-------- RECORDS PROVIDED --------

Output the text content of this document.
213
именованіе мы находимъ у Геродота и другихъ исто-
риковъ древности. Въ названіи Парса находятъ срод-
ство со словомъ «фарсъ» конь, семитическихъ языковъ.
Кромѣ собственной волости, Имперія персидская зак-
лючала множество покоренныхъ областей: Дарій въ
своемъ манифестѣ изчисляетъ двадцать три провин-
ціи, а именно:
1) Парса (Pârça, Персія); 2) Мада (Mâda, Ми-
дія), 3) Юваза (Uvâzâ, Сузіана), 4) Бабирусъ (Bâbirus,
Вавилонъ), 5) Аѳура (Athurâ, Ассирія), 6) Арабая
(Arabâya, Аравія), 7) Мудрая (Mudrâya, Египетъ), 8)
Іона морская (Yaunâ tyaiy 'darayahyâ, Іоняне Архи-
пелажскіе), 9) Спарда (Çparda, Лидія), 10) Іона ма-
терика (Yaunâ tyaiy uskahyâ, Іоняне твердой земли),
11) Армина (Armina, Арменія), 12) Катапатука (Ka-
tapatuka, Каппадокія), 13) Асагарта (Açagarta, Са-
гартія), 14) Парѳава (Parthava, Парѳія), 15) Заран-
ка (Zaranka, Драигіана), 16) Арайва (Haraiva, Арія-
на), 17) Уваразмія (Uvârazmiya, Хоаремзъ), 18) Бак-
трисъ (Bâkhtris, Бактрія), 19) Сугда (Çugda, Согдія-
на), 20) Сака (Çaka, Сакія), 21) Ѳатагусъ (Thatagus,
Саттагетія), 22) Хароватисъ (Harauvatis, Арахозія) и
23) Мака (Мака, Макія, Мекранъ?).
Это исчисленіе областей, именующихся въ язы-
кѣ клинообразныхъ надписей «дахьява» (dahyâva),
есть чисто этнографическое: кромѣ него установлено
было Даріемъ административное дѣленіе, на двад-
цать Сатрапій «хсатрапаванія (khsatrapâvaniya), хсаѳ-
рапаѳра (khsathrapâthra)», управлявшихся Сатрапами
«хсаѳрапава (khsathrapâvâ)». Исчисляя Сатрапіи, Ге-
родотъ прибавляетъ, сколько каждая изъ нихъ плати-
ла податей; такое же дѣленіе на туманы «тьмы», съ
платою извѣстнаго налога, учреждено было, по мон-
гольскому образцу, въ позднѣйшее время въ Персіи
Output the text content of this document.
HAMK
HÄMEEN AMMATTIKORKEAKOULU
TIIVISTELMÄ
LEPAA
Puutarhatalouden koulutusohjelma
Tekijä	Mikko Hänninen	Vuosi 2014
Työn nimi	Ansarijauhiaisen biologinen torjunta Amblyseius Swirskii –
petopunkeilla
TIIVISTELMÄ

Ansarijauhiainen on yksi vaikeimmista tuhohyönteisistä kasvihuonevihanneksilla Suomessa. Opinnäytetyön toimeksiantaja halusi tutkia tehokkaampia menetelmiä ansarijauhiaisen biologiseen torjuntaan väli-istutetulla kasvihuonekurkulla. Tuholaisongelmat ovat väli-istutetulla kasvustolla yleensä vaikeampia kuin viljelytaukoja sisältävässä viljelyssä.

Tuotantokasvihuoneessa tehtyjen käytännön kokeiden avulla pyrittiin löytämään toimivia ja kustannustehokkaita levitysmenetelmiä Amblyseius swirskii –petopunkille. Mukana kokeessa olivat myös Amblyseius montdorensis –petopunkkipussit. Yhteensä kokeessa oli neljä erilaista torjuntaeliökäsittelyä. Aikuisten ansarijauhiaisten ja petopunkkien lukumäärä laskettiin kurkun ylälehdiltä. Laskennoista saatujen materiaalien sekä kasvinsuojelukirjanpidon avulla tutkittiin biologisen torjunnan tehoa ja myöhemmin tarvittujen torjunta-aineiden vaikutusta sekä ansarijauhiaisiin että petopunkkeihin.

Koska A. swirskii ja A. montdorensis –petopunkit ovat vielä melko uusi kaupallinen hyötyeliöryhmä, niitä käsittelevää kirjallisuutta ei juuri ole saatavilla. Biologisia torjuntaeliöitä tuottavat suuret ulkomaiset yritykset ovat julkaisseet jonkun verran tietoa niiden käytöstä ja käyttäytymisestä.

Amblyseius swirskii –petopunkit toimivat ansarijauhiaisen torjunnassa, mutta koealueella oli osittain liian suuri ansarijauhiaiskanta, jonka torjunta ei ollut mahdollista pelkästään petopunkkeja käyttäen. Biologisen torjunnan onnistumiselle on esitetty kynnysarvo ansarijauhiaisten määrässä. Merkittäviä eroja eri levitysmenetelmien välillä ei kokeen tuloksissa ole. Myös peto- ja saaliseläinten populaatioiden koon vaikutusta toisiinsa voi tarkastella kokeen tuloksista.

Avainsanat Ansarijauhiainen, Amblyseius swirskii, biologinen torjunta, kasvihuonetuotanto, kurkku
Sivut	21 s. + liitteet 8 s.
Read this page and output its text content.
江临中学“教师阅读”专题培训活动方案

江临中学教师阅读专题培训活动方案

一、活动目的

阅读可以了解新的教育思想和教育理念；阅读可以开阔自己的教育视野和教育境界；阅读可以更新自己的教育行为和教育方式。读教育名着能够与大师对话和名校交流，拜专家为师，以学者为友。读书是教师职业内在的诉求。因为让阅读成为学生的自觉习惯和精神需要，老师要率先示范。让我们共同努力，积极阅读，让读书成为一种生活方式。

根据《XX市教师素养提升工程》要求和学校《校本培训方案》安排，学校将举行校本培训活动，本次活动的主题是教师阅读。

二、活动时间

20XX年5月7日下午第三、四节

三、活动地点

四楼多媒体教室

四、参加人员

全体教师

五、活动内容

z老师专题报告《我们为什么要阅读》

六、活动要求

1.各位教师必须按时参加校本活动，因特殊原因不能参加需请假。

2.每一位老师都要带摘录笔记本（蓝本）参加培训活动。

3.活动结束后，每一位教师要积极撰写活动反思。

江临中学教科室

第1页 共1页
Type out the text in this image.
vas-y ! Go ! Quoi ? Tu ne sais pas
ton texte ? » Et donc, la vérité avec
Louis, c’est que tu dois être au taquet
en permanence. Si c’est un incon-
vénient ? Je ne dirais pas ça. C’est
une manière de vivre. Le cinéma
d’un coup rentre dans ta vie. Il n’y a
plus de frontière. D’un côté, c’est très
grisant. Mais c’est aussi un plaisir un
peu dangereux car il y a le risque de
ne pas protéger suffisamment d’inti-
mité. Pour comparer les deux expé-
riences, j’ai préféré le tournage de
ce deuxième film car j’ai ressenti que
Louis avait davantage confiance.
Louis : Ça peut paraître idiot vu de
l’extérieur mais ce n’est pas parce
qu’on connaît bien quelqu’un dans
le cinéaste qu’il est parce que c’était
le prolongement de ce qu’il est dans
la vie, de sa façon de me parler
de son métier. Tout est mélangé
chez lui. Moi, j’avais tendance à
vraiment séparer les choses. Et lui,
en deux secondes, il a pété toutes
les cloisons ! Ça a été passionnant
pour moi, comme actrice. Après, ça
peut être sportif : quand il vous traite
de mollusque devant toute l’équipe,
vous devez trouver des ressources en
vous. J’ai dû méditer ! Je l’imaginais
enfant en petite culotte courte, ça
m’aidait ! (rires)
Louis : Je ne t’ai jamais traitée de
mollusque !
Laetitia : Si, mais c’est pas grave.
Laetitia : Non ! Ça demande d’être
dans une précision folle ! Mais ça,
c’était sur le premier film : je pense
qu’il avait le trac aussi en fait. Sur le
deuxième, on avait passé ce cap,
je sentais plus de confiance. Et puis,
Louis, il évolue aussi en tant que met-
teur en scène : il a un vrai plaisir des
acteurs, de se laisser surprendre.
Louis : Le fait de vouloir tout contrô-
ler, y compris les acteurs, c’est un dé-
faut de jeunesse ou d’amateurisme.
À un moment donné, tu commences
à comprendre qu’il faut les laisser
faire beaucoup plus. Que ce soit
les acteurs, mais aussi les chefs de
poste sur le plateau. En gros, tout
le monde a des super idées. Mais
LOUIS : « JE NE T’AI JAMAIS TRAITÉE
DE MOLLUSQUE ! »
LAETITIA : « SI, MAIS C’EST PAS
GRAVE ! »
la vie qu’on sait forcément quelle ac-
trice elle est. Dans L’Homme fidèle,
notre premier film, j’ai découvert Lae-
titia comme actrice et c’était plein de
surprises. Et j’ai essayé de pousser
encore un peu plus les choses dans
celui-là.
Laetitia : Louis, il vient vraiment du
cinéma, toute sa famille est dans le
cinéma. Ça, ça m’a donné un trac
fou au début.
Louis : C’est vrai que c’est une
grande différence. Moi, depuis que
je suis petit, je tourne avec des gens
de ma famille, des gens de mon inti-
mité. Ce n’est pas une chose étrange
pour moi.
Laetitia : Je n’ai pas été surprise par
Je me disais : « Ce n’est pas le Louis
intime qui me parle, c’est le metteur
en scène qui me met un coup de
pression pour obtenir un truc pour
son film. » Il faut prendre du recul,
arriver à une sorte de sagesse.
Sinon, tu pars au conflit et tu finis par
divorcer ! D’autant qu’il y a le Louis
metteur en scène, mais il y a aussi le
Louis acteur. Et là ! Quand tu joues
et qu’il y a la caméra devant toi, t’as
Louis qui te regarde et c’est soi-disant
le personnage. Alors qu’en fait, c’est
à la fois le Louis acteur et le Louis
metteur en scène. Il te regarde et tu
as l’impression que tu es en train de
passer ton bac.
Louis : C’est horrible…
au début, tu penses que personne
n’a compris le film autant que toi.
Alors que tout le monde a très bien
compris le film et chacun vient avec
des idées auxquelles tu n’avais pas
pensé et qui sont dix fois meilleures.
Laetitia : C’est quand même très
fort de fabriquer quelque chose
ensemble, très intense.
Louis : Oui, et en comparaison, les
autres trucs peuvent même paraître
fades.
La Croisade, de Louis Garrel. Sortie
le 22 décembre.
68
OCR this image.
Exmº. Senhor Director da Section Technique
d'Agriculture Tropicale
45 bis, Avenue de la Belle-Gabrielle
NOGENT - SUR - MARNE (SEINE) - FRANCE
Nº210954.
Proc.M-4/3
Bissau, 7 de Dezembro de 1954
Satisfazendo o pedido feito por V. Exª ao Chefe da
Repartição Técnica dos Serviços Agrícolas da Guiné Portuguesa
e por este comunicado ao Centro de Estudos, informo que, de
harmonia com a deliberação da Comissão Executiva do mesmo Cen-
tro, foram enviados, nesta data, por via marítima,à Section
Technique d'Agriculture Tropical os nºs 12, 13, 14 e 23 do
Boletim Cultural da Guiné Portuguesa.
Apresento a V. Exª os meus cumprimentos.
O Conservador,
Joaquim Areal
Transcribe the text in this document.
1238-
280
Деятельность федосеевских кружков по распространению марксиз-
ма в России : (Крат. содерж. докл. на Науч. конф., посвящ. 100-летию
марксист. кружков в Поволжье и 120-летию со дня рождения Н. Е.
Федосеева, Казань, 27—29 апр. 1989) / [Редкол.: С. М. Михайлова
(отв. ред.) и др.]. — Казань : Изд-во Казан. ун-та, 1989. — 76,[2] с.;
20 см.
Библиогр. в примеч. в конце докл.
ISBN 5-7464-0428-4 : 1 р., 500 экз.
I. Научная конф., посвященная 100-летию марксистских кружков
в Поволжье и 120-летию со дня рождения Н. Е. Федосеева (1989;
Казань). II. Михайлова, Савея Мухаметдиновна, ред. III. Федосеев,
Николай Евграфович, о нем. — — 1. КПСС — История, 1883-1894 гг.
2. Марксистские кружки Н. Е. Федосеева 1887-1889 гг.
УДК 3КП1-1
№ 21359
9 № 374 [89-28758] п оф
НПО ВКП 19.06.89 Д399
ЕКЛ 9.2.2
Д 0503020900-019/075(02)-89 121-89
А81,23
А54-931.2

--------

### WRITTEN PROBLEM
Across all the entries, count the lines that contain the word "avais" and give the number by itself.

### THE RESPONSE
2